Reproduce all of the lines below verbatim, omitting the pictures.
>>>
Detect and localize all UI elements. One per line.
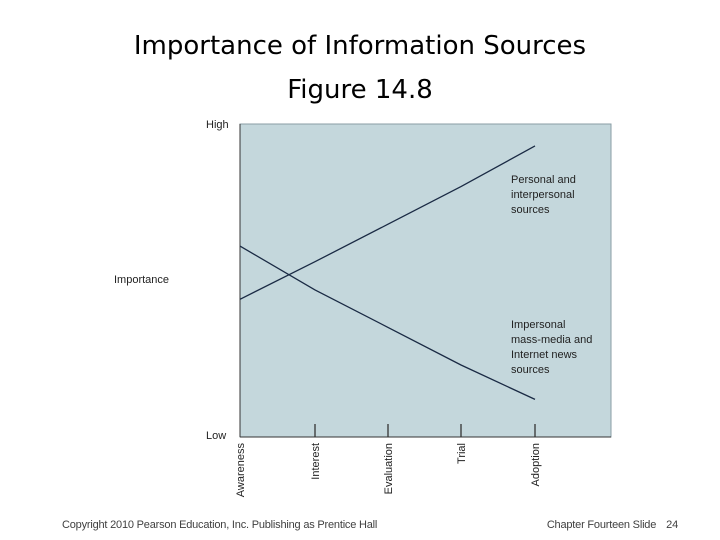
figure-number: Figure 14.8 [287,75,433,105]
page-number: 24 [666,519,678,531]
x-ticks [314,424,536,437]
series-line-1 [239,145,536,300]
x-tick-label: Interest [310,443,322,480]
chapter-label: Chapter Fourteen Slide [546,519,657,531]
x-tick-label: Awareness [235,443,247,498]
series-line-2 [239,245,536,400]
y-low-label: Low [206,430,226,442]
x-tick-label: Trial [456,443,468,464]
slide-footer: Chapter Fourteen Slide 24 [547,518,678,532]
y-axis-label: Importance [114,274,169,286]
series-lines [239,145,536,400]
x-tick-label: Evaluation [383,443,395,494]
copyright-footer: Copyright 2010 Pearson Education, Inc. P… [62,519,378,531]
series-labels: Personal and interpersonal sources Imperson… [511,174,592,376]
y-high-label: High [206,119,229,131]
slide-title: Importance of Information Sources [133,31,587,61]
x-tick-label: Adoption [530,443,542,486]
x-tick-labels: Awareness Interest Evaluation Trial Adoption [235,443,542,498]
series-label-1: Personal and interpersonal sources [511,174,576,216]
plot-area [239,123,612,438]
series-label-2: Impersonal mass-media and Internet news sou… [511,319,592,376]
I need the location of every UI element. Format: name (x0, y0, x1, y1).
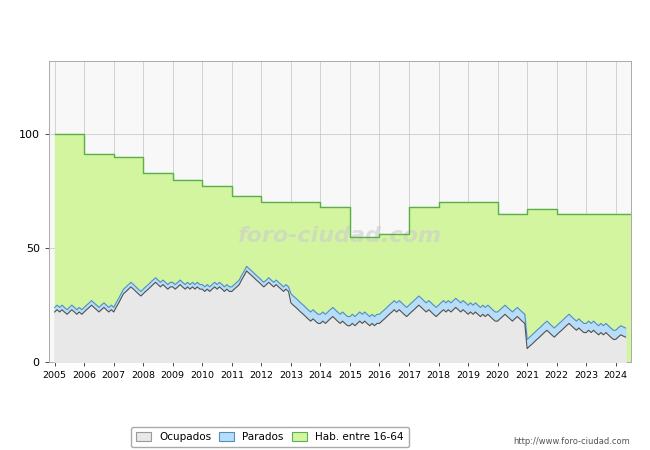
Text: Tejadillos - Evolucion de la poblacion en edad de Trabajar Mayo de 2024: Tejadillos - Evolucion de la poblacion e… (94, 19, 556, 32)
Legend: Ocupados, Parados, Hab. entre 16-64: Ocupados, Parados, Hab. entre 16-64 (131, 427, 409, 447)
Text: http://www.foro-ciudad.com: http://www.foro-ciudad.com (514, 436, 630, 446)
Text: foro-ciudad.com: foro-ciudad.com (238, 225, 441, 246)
<<<
Answer to this exercise:
Detect and localize all UI elements. One per line.
figure-number: Figure 14.8 [287,75,433,105]
page-number: 24 [666,519,678,531]
x-ticks [314,424,536,437]
series-line-1 [239,145,536,300]
x-tick-label: Interest [310,443,322,480]
chapter-label: Chapter Fourteen Slide [546,519,657,531]
x-tick-label: Awareness [235,443,247,498]
series-line-2 [239,245,536,400]
y-low-label: Low [206,430,226,442]
x-tick-label: Trial [456,443,468,464]
slide-footer: Chapter Fourteen Slide 24 [547,518,678,532]
y-axis-label: Importance [114,274,169,286]
series-lines [239,145,536,400]
x-tick-label: Evaluation [383,443,395,494]
copyright-footer: Copyright 2010 Pearson Education, Inc. P… [62,519,378,531]
series-labels: Personal and interpersonal sources Imperson… [511,174,592,376]
y-high-label: High [206,119,229,131]
slide-title: Importance of Information Sources [133,31,587,61]
x-tick-label: Adoption [530,443,542,486]
x-tick-labels: Awareness Interest Evaluation Trial Adoption [235,443,542,498]
series-label-1: Personal and interpersonal sources [511,174,576,216]
plot-area [239,123,612,438]
series-label-2: Impersonal mass-media and Internet news sou… [511,319,592,376]
I need the location of every UI element. Format: name (x0, y0, x1, y1).
Text: Tejadillos - Evolucion de la poblacion en edad de Trabajar Mayo de 2024: Tejadillos - Evolucion de la poblacion e… (94, 19, 556, 32)
Legend: Ocupados, Parados, Hab. entre 16-64: Ocupados, Parados, Hab. entre 16-64 (131, 427, 409, 447)
Text: http://www.foro-ciudad.com: http://www.foro-ciudad.com (514, 436, 630, 446)
Text: foro-ciudad.com: foro-ciudad.com (238, 225, 441, 246)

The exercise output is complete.